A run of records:

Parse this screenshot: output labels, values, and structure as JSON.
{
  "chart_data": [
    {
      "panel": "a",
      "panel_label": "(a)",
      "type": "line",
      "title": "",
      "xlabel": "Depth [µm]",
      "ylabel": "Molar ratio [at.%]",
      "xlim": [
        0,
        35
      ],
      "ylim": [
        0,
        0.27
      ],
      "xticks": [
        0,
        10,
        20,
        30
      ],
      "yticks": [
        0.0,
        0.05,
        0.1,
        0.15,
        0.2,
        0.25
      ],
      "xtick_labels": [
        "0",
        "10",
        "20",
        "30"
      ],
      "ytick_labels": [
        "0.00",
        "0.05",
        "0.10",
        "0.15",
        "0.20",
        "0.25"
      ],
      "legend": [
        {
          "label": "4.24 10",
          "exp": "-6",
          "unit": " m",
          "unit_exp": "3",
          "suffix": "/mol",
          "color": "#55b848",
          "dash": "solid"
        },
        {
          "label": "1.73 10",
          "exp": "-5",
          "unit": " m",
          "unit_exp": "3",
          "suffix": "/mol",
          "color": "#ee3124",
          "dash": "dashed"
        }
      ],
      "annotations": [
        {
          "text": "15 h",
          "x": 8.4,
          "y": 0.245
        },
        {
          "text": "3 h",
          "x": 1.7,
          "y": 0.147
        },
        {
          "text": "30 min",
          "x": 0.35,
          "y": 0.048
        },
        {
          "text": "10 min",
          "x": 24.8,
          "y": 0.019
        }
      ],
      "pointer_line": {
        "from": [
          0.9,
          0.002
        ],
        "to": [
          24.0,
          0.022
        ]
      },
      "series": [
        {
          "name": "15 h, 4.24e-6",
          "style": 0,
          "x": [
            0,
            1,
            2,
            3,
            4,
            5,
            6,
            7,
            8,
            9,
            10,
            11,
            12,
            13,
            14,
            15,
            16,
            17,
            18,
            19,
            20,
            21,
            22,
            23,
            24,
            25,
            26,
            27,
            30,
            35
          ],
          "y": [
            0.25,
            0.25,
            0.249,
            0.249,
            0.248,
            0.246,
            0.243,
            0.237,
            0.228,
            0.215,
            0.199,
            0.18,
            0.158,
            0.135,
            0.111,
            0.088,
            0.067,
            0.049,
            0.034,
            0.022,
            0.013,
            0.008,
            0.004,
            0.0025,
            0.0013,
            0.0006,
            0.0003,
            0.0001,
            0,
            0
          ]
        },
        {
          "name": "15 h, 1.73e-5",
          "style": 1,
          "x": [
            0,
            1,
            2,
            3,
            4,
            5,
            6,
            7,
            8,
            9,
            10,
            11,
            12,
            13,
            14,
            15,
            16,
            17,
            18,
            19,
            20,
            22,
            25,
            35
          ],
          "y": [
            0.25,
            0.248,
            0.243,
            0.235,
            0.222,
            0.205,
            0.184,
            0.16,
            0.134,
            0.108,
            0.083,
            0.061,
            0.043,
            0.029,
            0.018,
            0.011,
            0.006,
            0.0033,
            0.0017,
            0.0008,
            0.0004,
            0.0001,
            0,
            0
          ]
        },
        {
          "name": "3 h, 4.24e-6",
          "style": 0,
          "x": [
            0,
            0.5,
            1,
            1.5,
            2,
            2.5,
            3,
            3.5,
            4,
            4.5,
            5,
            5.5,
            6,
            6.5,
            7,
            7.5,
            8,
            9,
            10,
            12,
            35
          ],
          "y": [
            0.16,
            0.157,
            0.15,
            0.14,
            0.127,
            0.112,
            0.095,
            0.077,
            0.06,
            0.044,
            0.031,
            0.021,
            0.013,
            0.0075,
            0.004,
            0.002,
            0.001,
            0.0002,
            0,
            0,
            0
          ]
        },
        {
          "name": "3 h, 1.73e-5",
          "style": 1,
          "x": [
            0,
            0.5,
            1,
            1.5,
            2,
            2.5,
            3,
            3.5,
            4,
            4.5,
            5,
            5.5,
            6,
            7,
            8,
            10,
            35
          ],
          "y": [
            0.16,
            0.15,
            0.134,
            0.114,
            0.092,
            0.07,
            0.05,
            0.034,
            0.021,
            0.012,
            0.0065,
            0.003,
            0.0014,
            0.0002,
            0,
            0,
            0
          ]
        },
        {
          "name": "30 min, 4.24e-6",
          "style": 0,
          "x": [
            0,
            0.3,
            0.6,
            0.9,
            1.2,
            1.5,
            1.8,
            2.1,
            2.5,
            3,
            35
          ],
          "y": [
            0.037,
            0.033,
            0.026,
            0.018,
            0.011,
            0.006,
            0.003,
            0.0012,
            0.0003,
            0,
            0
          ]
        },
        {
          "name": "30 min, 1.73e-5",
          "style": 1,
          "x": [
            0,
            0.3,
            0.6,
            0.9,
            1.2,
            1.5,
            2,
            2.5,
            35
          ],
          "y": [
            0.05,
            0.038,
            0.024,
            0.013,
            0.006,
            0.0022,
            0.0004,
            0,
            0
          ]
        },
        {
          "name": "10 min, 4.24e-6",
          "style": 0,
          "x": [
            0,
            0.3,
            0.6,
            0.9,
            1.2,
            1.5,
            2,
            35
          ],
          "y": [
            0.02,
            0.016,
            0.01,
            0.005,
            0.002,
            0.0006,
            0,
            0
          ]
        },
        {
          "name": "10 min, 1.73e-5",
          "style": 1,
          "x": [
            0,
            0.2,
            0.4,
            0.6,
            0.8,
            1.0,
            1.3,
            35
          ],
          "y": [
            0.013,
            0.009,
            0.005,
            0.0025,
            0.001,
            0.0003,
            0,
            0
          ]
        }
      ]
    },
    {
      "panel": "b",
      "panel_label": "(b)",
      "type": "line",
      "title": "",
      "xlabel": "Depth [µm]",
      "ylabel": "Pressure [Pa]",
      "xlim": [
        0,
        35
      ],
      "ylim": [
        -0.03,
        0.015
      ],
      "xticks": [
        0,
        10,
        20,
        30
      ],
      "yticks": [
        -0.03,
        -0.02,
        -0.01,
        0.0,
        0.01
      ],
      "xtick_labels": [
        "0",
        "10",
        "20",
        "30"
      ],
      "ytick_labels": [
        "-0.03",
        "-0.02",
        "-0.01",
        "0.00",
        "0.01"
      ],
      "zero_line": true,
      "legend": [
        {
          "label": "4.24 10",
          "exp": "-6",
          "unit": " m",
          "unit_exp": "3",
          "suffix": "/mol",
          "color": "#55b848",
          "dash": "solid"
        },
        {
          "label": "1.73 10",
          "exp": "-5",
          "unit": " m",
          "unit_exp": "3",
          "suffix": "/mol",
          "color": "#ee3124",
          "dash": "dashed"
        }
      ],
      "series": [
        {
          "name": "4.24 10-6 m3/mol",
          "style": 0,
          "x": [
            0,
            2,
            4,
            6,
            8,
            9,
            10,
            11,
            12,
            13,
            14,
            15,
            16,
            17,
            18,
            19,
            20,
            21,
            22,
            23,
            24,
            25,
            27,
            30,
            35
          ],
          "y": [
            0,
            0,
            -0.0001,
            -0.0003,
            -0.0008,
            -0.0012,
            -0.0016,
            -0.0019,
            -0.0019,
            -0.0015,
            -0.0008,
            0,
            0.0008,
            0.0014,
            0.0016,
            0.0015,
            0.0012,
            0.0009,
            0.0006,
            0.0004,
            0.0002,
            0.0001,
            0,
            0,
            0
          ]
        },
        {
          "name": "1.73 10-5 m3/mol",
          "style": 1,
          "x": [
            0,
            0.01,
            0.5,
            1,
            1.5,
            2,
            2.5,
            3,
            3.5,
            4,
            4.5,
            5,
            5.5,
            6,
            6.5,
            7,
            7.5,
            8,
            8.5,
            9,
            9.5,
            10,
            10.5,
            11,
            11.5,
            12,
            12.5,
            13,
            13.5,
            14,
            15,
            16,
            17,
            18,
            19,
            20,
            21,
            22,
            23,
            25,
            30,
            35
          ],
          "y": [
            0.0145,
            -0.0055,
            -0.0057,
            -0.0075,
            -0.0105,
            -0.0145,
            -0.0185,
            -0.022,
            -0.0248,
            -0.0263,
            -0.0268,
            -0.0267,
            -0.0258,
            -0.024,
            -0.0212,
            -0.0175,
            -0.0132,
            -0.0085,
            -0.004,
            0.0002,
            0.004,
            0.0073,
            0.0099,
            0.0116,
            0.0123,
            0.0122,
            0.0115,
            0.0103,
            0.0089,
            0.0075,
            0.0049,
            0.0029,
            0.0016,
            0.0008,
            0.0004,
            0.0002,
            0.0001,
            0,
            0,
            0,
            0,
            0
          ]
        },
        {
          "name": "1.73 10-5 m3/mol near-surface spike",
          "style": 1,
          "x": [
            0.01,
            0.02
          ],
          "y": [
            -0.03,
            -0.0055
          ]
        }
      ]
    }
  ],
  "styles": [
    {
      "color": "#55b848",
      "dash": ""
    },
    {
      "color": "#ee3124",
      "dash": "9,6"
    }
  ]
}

**TASK DIRECTIONS**.
Lines of the material that contain the word "name" are to be gathered.

**TASK RESULT**.
          "name": "15 h, 4.24e-6",
          "name": "15 h, 1.73e-5",
          "name": "3 h, 4.24e-6",
          "name": "3 h, 1.73e-5",
          "name": "30 min, 4.24e-6",
          "name": "30 min, 1.73e-5",
          "name": "10 min, 4.24e-6",
          "name": "10 min, 1.73e-5",
          "name": "4.24 10-6 m3/mol",
          "name": "1.73 10-5 m3/mol",
          "name": "1.73 10-5 m3/mol near-surface spike",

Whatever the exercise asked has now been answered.